ACTIVITY - Please reproduce the data exactly and omit the pictures.

::::::::::

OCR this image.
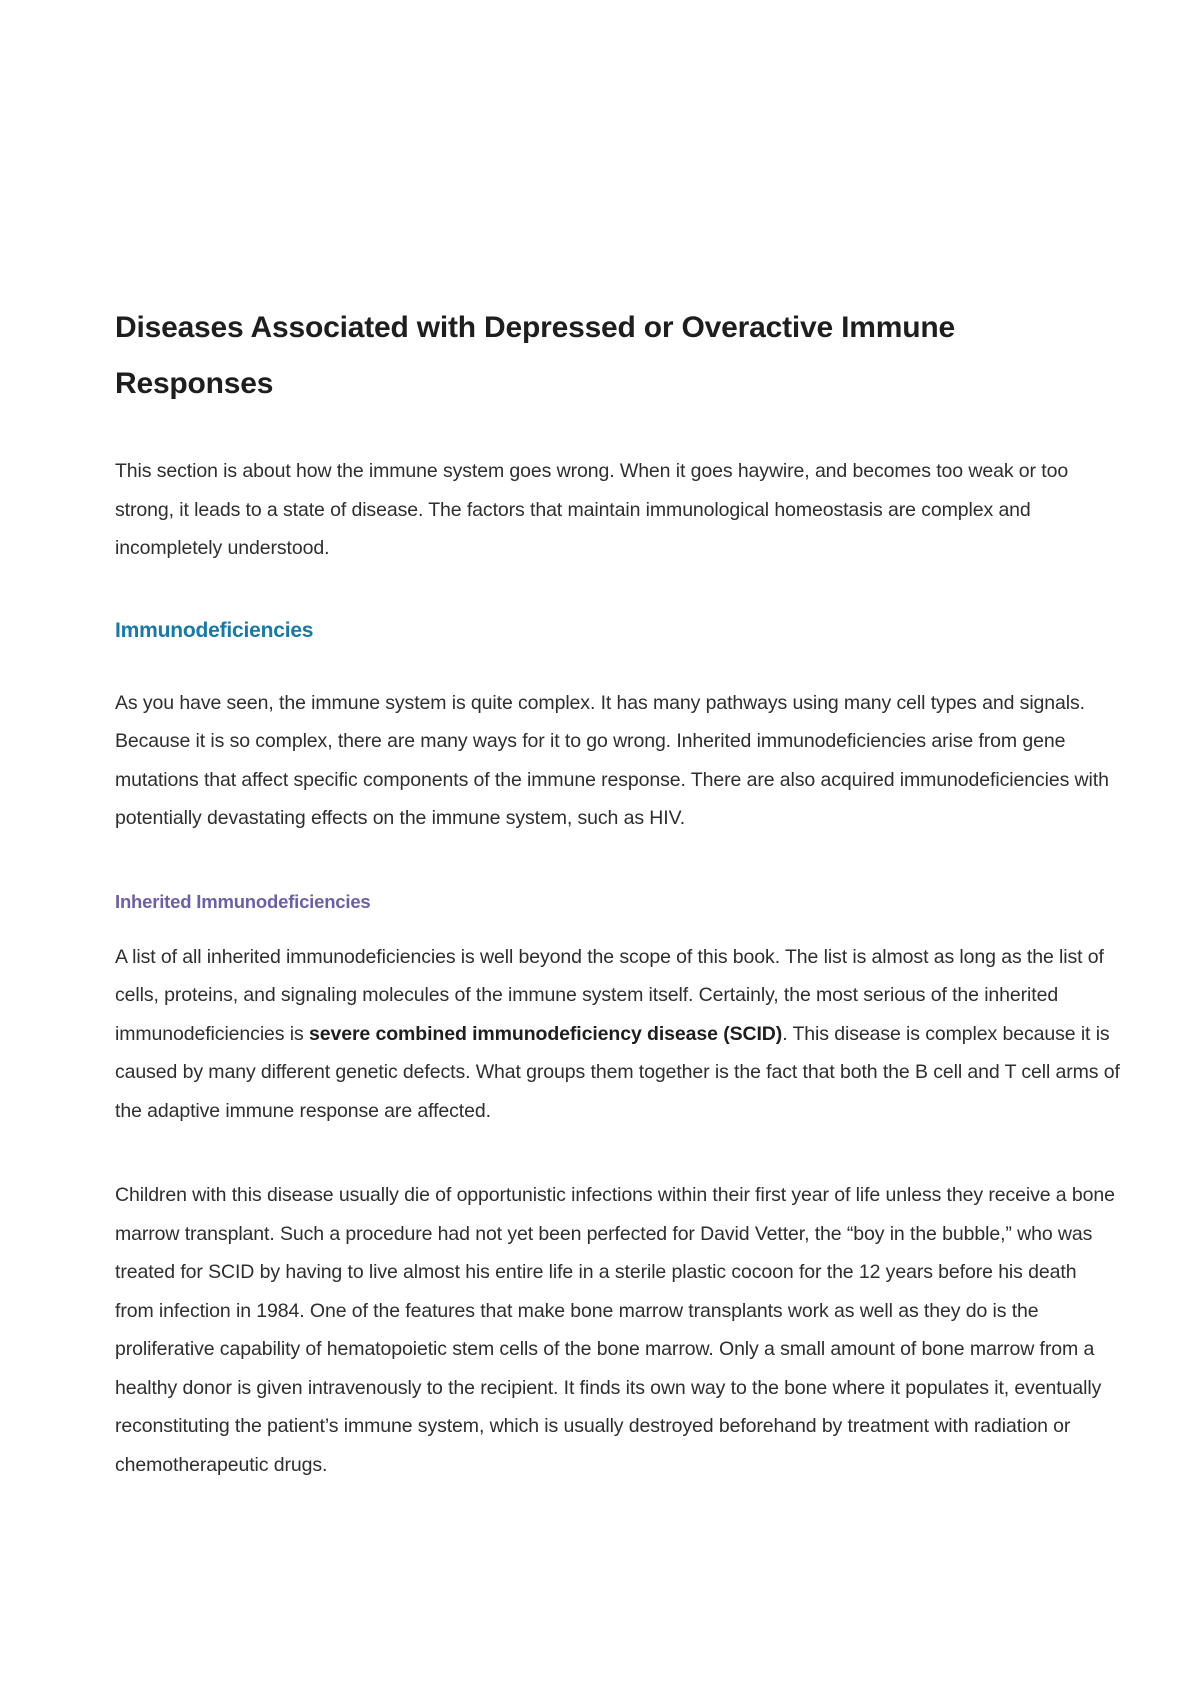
Diseases Associated with Depressed or Overactive Immune Responses

This section is about how the immune system goes wrong. When it goes haywire, and becomes too weak or too strong, it leads to a state of disease. The factors that maintain immunological homeostasis are complex and incompletely understood.

Immunodeficiencies

As you have seen, the immune system is quite complex. It has many pathways using many cell types and signals. Because it is so complex, there are many ways for it to go wrong. Inherited immunodeficiencies arise from gene mutations that affect specific components of the immune response. There are also acquired immunodeficiencies with potentially devastating effects on the immune system, such as HIV.

Inherited Immunodeficiencies

A list of all inherited immunodeficiencies is well beyond the scope of this book. The list is almost as long as the list of cells, proteins, and signaling molecules of the immune system itself. Certainly, the most serious of the inherited immunodeficiencies is severe combined immunodeficiency disease (SCID). This disease is complex because it is caused by many different genetic defects. What groups them together is the fact that both the B cell and T cell arms of the adaptive immune response are affected.

Children with this disease usually die of opportunistic infections within their first year of life unless they receive a bone marrow transplant. Such a procedure had not yet been perfected for David Vetter, the “boy in the bubble,” who was treated for SCID by having to live almost his entire life in a sterile plastic cocoon for the 12 years before his death from infection in 1984. One of the features that make bone marrow transplants work as well as they do is the proliferative capability of hematopoietic stem cells of the bone marrow. Only a small amount of bone marrow from a healthy donor is given intravenously to the recipient. It finds its own way to the bone where it populates it, eventually reconstituting the patient’s immune system, which is usually destroyed beforehand by treatment with radiation or chemotherapeutic drugs.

::::::::::

WRITTEN SOLUTION -
OCR this image.
Diseases Associated with Depressed or Overactive Immune Responses

This section is about how the immune system goes wrong. When it goes haywire, and becomes too weak or too strong, it leads to a state of disease. The factors that maintain immunological homeostasis are complex and incompletely understood.

Immunodeficiencies

As you have seen, the immune system is quite complex. It has many pathways using many cell types and signals. Because it is so complex, there are many ways for it to go wrong. Inherited immunodeficiencies arise from gene mutations that affect specific components of the immune response. There are also acquired immunodeficiencies with potentially devastating effects on the immune system, such as HIV.

Inherited Immunodeficiencies

A list of all inherited immunodeficiencies is well beyond the scope of this book. The list is almost as long as the list of cells, proteins, and signaling molecules of the immune system itself. Certainly, the most serious of the inherited immunodeficiencies is severe combined immunodeficiency disease (SCID). This disease is complex because it is caused by many different genetic defects. What groups them together is the fact that both the B cell and T cell arms of the adaptive immune response are affected.

Children with this disease usually die of opportunistic infections within their first year of life unless they receive a bone marrow transplant. Such a procedure had not yet been perfected for David Vetter, the “boy in the bubble,” who was treated for SCID by having to live almost his entire life in a sterile plastic cocoon for the 12 years before his death from infection in 1984. One of the features that make bone marrow transplants work as well as they do is the proliferative capability of hematopoietic stem cells of the bone marrow. Only a small amount of bone marrow from a healthy donor is given intravenously to the recipient. It finds its own way to the bone where it populates it, eventually reconstituting the patient’s immune system, which is usually destroyed beforehand by treatment with radiation or chemotherapeutic drugs.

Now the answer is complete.